◆ **PROMPT**
Output all entries verbatim. Skip pictures.

— begin INPUT ROWS —

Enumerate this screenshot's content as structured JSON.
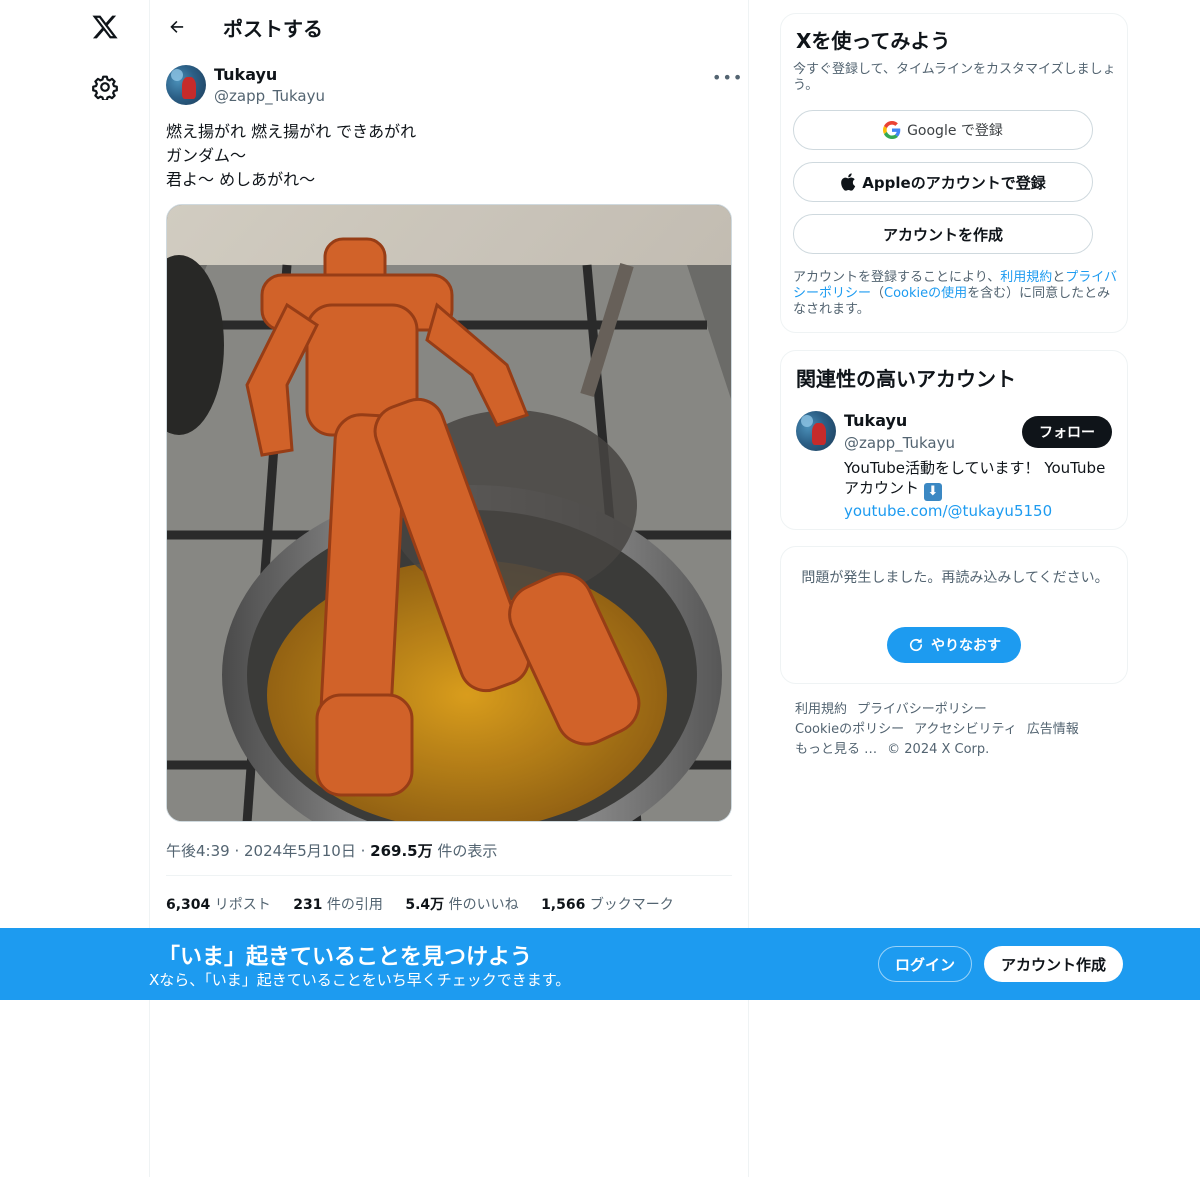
{
  "nav": {
    "logo_icon": "x-logo-icon",
    "settings_icon": "gear-icon"
  },
  "header": {
    "back_icon": "arrow-left-icon",
    "title": "ポストする"
  },
  "post": {
    "author_name": "Tukayu",
    "author_handle": "@zapp_Tukayu",
    "more_icon": "more-horizontal-icon",
    "text_lines": [
      "燃え揚がれ 燃え揚がれ できあがれ",
      "ガンダム〜",
      "君よ〜 めしあがれ〜"
    ],
    "time": "午後4:39",
    "date": "2024年5月10日",
    "views_value": "269.5万",
    "views_label": "件の表示",
    "stats": [
      {
        "value": "6,304",
        "label": "リポスト"
      },
      {
        "value": "231",
        "label": "件の引用"
      },
      {
        "value": "5.4万",
        "label": "件のいいね"
      },
      {
        "value": "1,566",
        "label": "ブックマーク"
      }
    ]
  },
  "signup_card": {
    "title": "Xを使ってみよう",
    "subtitle": "今すぐ登録して、タイムラインをカスタマイズしましょう。",
    "google_label": "Google で登録",
    "apple_label": "Appleのアカウントで登録",
    "create_label": "アカウントを作成",
    "legal_prefix": "アカウントを登録することにより、",
    "legal_terms": "利用規約",
    "legal_and": "と",
    "legal_privacy": "プライバシーポリシー",
    "legal_mid": "（",
    "legal_cookie": "Cookieの使用",
    "legal_suffix": "を含む）に同意したとみなされます。"
  },
  "relevant_card": {
    "title": "関連性の高いアカウント",
    "name": "Tukayu",
    "handle": "@zapp_Tukayu",
    "follow_label": "フォロー",
    "bio_text": "YouTube活動をしています！ YouTubeアカウント",
    "bio_emoji": "⬇",
    "bio_link": "youtube.com/@tukayu5150"
  },
  "error_card": {
    "message": "問題が発生しました。再読み込みしてください。",
    "retry_label": "やりなおす"
  },
  "footer": {
    "links": [
      "利用規約",
      "プライバシーポリシー",
      "Cookieのポリシー",
      "アクセシビリティ",
      "広告情報",
      "もっと見る …",
      "© 2024 X Corp."
    ]
  },
  "banner": {
    "title": "「いま」起きていることを見つけよう",
    "subtitle": "Xなら、「いま」起きていることをいち早くチェックできます。",
    "login_label": "ログイン",
    "signup_label": "アカウント作成"
  },
  "colors": {
    "accent": "#1d9bf0",
    "text_primary": "#0f1419",
    "text_secondary": "#536471"
  }
}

— end INPUT ROWS —

◆ **EXERCISE OUTPUT**
Enumerate this screenshot's content as structured JSON.
{
  "nav": {
    "logo_icon": "x-logo-icon",
    "settings_icon": "gear-icon"
  },
  "header": {
    "back_icon": "arrow-left-icon",
    "title": "ポストする"
  },
  "post": {
    "author_name": "Tukayu",
    "author_handle": "@zapp_Tukayu",
    "more_icon": "more-horizontal-icon",
    "text_lines": [
      "燃え揚がれ 燃え揚がれ できあがれ",
      "ガンダム〜",
      "君よ〜 めしあがれ〜"
    ],
    "time": "午後4:39",
    "date": "2024年5月10日",
    "views_value": "269.5万",
    "views_label": "件の表示",
    "stats": [
      {
        "value": "6,304",
        "label": "リポスト"
      },
      {
        "value": "231",
        "label": "件の引用"
      },
      {
        "value": "5.4万",
        "label": "件のいいね"
      },
      {
        "value": "1,566",
        "label": "ブックマーク"
      }
    ]
  },
  "signup_card": {
    "title": "Xを使ってみよう",
    "subtitle": "今すぐ登録して、タイムラインをカスタマイズしましょう。",
    "google_label": "Google で登録",
    "apple_label": "Appleのアカウントで登録",
    "create_label": "アカウントを作成",
    "legal_prefix": "アカウントを登録することにより、",
    "legal_terms": "利用規約",
    "legal_and": "と",
    "legal_privacy": "プライバシーポリシー",
    "legal_mid": "（",
    "legal_cookie": "Cookieの使用",
    "legal_suffix": "を含む）に同意したとみなされます。"
  },
  "relevant_card": {
    "title": "関連性の高いアカウント",
    "name": "Tukayu",
    "handle": "@zapp_Tukayu",
    "follow_label": "フォロー",
    "bio_text": "YouTube活動をしています！ YouTubeアカウント",
    "bio_emoji": "⬇",
    "bio_link": "youtube.com/@tukayu5150"
  },
  "error_card": {
    "message": "問題が発生しました。再読み込みしてください。",
    "retry_label": "やりなおす"
  },
  "footer": {
    "links": [
      "利用規約",
      "プライバシーポリシー",
      "Cookieのポリシー",
      "アクセシビリティ",
      "広告情報",
      "もっと見る …",
      "© 2024 X Corp."
    ]
  },
  "banner": {
    "title": "「いま」起きていることを見つけよう",
    "subtitle": "Xなら、「いま」起きていることをいち早くチェックできます。",
    "login_label": "ログイン",
    "signup_label": "アカウント作成"
  },
  "colors": {
    "accent": "#1d9bf0",
    "text_primary": "#0f1419",
    "text_secondary": "#536471"
  }
}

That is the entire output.